- _GOAL OF THE EXERCISE_: Set the data down again, exactly as it reads, but without the pictures.

- _PROVIDED DATA_:
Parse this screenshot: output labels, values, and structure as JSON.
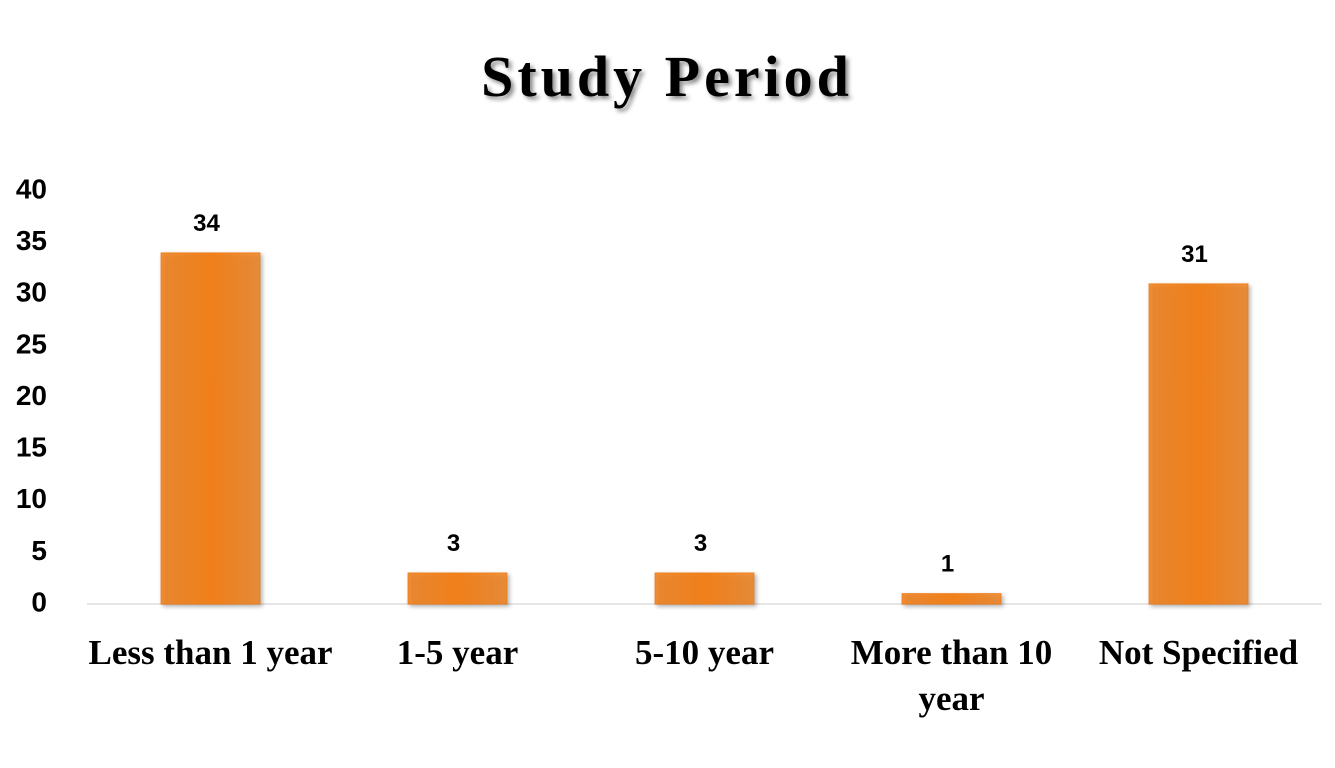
{
  "chart_data": {
    "type": "bar",
    "title": "Study Period",
    "categories": [
      "Less than 1 year",
      "1-5 year",
      "5-10 year",
      "More than 10 year",
      "Not Specified"
    ],
    "values": [
      34,
      3,
      3,
      1,
      31
    ],
    "color": "#f07f1a",
    "ylim": [
      0,
      40
    ],
    "yticks": [
      0,
      5,
      10,
      15,
      20,
      25,
      30,
      35,
      40
    ],
    "grid": false
  }
}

- _RESPONSE TO THIS EXERCISE_:
Parse this screenshot: output labels, values, and structure as JSON.
{
  "chart_data": {
    "type": "bar",
    "title": "Study Period",
    "categories": [
      "Less than 1 year",
      "1-5 year",
      "5-10 year",
      "More than 10 year",
      "Not Specified"
    ],
    "values": [
      34,
      3,
      3,
      1,
      31
    ],
    "color": "#f07f1a",
    "ylim": [
      0,
      40
    ],
    "yticks": [
      0,
      5,
      10,
      15,
      20,
      25,
      30,
      35,
      40
    ],
    "grid": false
  }
}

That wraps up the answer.